--- EXERCISE PROMPT ---
Copy the listing word for word, starting at the line that contains "List UI elements" and stopping after the line that contains "form-row[interactable]: 是否自购 ○".

* BEGIN TASK INPUT *

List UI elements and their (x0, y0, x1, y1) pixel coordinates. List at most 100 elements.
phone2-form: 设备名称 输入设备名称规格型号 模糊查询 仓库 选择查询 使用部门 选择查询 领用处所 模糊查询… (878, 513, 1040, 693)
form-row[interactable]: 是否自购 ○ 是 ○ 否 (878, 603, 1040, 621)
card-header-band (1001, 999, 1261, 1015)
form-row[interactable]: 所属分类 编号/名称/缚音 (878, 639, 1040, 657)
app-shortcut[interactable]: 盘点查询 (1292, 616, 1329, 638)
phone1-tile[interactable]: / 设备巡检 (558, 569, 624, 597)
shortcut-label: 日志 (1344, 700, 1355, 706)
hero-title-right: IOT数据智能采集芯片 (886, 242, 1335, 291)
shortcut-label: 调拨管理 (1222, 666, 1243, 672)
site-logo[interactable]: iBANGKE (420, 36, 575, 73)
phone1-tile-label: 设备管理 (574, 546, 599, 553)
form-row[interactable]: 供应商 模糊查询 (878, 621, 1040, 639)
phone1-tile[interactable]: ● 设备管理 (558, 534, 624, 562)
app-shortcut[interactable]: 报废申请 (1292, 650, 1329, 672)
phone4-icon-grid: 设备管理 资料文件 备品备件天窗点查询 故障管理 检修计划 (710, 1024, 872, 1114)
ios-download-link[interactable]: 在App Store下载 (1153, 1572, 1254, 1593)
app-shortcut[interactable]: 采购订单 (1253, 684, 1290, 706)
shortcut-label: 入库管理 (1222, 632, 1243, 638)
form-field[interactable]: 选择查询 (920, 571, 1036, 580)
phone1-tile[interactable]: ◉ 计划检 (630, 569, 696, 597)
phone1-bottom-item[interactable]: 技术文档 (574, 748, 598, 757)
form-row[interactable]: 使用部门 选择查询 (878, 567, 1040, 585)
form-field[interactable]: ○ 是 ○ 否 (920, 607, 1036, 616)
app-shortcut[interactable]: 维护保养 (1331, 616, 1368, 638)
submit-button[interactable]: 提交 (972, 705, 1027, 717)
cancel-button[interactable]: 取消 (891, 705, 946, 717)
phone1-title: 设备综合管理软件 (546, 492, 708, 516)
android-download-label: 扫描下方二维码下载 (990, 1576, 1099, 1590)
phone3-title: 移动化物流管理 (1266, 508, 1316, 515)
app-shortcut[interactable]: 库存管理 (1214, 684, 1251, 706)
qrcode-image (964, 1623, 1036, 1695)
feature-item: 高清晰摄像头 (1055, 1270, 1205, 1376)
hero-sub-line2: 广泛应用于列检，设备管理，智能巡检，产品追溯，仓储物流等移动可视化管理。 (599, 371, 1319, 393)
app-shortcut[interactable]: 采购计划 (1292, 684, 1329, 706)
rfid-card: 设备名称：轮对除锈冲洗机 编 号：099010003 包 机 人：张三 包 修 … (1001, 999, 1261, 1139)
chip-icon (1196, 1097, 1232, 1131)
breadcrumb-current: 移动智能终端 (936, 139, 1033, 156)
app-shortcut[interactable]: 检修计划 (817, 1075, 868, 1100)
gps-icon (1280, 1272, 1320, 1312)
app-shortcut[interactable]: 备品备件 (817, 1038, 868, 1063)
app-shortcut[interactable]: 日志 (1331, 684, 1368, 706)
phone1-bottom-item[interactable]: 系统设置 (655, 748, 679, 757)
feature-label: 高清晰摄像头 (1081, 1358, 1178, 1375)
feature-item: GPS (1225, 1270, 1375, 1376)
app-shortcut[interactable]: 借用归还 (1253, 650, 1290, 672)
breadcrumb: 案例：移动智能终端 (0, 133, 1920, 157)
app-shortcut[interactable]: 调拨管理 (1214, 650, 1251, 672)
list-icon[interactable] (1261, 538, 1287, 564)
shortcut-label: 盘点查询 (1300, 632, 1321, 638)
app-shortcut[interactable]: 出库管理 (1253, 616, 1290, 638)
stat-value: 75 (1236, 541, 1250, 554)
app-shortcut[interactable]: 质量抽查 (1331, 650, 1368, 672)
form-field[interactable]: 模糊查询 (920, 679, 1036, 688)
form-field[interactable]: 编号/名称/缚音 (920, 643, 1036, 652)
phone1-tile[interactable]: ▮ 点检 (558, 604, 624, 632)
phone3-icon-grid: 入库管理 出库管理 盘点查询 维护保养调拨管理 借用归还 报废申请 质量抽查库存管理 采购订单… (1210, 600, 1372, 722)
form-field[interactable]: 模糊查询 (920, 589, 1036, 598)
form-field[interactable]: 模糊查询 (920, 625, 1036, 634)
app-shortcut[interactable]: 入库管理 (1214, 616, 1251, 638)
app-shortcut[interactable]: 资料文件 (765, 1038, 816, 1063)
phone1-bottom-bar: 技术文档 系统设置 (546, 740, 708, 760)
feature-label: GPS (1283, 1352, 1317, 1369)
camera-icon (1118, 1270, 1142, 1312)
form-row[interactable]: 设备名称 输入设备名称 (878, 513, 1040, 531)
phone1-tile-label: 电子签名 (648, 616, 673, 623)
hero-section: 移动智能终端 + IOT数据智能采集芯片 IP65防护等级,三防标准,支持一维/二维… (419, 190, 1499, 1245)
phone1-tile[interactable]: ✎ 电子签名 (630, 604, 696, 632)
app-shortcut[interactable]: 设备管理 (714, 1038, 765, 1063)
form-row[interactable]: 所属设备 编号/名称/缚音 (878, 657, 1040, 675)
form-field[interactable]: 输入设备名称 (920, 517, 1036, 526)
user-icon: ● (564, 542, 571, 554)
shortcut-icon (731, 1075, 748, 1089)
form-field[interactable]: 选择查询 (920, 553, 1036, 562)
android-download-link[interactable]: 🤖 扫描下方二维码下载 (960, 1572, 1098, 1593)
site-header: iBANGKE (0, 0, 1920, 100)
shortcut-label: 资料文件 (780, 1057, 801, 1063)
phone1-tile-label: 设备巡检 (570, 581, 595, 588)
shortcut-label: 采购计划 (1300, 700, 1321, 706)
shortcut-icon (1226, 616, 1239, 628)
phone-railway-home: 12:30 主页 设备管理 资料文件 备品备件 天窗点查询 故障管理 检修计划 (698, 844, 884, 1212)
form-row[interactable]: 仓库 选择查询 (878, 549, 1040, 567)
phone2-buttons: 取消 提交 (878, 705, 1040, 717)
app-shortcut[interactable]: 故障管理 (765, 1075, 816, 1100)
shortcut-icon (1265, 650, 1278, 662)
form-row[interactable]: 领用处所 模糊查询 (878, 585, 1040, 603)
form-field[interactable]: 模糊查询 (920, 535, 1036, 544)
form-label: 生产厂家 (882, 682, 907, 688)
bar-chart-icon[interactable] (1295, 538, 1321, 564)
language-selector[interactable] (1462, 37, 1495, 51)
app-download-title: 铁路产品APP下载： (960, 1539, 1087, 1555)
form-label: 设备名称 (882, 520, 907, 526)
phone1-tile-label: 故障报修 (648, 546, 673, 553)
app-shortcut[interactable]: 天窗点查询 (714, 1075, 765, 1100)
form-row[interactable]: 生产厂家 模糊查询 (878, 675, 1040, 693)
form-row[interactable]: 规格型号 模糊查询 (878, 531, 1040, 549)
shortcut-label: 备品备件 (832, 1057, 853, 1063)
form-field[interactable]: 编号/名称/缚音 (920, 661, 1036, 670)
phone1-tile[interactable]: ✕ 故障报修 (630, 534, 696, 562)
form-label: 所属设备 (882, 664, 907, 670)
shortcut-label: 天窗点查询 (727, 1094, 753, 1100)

* END TASK INPUT *
* BEGIN TASK INPUT *

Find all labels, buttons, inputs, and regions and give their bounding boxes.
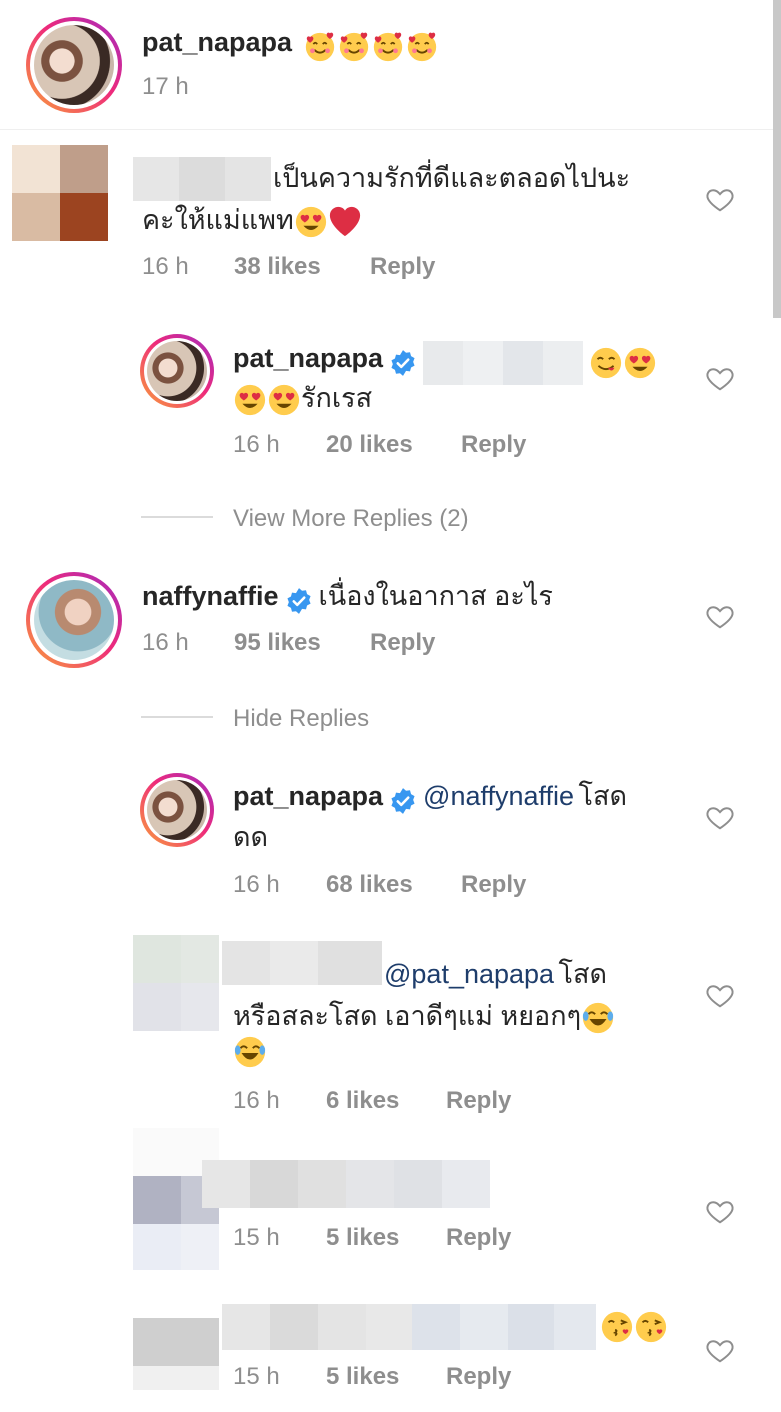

* END TASK INPUT *
* BEGIN TASK INPUT *

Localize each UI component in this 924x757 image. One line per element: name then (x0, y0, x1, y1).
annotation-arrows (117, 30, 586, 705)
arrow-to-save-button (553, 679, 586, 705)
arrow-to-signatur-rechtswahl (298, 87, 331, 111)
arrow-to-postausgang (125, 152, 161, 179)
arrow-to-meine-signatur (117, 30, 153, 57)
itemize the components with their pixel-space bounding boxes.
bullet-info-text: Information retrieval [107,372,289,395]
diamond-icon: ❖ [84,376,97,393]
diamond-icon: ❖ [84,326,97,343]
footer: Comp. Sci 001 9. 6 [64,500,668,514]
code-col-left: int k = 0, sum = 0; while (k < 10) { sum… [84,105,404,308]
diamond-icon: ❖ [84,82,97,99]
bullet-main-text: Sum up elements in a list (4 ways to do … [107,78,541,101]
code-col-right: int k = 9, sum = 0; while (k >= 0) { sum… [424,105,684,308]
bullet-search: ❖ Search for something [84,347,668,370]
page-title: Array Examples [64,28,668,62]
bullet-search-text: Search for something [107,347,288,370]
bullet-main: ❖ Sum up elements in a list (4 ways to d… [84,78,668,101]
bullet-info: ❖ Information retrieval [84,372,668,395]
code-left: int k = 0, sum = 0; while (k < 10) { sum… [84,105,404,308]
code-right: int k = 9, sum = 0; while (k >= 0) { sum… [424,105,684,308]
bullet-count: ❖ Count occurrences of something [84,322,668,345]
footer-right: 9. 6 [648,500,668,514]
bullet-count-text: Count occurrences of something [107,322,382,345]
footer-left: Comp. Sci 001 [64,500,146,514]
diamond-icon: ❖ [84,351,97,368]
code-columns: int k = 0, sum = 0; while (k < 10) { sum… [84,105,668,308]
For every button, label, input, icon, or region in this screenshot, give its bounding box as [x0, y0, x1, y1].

* END TASK INPUT *

--- ANSWER TO THIS TASK ---
List UI elements and their (x0, y0, x1, y1) pixel coordinates. List at most 100 elements.
phone2-form: 设备名称 输入设备名称规格型号 模糊查询 仓库 选择查询 使用部门 选择查询 领用处所 模糊查询… (878, 513, 1040, 693)
form-row[interactable]: 是否自购 ○ 是 ○ 否 (878, 603, 1040, 621)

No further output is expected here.